#### [Dataset excerpts]
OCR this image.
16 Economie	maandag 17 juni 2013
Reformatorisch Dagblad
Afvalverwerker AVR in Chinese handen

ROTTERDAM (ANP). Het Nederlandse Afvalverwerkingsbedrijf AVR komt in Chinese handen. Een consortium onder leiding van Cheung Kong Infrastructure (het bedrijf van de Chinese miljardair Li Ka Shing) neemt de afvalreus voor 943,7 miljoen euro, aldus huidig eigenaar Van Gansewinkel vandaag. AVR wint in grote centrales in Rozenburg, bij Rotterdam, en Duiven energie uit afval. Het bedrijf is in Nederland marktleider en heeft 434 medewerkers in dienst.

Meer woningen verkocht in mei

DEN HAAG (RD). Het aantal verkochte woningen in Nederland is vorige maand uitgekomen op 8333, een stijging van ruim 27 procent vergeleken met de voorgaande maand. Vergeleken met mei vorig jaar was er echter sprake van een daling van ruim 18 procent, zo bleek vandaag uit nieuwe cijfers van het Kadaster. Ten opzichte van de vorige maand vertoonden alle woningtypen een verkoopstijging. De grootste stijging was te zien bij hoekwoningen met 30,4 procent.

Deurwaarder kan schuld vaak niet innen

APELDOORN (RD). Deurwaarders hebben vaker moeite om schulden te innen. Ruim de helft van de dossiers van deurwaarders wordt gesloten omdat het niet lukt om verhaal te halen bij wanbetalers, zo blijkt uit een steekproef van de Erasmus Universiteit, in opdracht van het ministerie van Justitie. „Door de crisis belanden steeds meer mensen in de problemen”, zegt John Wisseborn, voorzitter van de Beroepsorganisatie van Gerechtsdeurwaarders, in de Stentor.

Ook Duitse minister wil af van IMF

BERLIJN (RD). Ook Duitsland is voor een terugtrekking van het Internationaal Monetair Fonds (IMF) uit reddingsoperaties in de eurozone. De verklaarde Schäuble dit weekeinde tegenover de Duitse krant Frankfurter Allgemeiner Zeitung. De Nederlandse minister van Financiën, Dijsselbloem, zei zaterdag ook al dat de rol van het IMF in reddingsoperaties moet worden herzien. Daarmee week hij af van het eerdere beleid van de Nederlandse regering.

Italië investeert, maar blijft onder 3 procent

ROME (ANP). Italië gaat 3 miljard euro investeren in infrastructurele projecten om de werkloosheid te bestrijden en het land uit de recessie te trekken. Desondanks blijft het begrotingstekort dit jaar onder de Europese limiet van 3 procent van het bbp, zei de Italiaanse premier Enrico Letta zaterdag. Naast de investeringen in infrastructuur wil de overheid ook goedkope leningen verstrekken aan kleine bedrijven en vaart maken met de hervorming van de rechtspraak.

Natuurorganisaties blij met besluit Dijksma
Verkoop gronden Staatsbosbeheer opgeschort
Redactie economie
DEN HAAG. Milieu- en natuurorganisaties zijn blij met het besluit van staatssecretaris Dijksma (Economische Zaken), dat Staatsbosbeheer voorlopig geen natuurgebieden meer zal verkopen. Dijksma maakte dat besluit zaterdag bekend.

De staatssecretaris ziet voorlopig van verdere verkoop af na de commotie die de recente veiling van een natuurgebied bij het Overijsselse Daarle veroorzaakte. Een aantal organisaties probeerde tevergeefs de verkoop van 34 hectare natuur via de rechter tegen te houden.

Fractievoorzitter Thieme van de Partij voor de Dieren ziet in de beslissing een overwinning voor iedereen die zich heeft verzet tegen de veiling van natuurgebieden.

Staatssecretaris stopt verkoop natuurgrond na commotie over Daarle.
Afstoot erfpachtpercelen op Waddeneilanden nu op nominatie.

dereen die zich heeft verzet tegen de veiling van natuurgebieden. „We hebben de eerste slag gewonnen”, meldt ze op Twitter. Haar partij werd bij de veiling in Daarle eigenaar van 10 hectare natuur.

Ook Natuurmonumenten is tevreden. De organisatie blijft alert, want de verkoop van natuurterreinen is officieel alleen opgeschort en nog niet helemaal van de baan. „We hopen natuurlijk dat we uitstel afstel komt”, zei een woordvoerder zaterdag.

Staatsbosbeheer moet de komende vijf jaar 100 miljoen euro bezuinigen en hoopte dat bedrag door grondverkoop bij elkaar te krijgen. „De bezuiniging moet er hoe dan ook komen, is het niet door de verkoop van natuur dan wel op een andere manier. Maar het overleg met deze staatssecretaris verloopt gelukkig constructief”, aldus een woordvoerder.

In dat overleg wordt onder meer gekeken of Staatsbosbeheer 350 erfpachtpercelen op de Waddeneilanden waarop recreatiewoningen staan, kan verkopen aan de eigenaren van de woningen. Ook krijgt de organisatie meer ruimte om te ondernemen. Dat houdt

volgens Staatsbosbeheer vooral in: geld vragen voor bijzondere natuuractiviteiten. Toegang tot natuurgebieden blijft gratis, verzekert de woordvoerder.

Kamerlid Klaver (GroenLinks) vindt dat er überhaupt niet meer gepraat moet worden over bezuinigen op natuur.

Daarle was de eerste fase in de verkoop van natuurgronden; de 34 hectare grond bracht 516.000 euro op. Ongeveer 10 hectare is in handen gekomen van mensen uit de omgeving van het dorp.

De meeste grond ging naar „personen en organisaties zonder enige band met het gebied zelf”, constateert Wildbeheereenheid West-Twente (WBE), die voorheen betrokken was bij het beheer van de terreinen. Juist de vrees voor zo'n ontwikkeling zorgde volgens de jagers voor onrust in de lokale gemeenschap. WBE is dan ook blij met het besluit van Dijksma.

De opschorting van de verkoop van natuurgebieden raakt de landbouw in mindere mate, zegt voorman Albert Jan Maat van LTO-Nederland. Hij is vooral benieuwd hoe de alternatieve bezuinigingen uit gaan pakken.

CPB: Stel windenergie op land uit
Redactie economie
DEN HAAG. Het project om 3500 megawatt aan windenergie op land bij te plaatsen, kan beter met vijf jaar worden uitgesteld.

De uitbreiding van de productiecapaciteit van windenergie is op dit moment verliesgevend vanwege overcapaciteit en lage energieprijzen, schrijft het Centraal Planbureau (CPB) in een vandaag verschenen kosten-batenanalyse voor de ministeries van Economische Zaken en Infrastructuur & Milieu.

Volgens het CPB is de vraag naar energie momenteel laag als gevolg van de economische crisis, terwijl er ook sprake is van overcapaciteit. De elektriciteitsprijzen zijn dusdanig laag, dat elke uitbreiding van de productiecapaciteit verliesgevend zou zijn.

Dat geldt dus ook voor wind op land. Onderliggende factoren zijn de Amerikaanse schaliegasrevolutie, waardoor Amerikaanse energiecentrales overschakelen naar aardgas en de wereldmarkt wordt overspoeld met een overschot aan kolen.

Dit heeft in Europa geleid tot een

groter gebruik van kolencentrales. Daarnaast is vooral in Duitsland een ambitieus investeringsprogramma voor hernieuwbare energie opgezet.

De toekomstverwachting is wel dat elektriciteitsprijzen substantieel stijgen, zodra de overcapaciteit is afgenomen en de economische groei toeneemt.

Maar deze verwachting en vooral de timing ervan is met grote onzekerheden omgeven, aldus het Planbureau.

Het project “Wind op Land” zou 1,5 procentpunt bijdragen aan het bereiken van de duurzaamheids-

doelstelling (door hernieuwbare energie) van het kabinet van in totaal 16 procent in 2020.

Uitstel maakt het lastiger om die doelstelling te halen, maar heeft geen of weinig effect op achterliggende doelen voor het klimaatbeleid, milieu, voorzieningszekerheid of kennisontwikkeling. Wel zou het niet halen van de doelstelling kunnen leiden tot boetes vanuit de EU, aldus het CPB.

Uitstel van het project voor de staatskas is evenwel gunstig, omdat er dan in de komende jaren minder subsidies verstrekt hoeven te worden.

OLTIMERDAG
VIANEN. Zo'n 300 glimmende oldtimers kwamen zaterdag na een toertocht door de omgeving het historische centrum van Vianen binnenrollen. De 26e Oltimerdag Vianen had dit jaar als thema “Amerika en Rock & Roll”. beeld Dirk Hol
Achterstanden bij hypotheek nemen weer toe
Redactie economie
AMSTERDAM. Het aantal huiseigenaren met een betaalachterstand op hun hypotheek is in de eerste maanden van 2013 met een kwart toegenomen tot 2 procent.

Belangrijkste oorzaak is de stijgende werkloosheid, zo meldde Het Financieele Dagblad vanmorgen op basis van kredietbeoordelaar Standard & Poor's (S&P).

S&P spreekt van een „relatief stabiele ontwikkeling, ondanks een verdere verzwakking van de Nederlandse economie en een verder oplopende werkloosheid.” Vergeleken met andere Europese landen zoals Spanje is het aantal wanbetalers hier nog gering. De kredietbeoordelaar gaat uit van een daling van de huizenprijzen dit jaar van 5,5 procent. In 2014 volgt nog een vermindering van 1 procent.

#### [Work item]
In the entries above, find each line with the word "wanbetalers" and return it.

#### [Response below]
APELDOORN (RD). Deurwaarders hebben vaker moeite om schulden te innen. Ruim de helft van de dossiers van deurwaarders wordt gesloten omdat het niet lukt om verhaal te halen bij wanbetalers, zo blijkt uit een steekproef van de Erasmus Universiteit, in opdracht van het ministerie van Justitie. „Door de crisis belanden steeds meer mensen in de problemen”, zegt John Wisseborn, voorzitter van de Beroepsorganisatie van Gerechtsdeurwaarders, in de Stentor.
S&P spreekt van een „relatief stabiele ontwikkeling, ondanks een verdere verzwakking van de Nederlandse economie en een verder oplopende werkloosheid.” Vergeleken met andere Europese landen zoals Spanje is het aantal wanbetalers hier nog gering. De kredietbeoordelaar gaat uit van een daling van de huizenprijzen dit jaar van 5,5 procent. In 2014 volgt nog een vermindering van 1 procent.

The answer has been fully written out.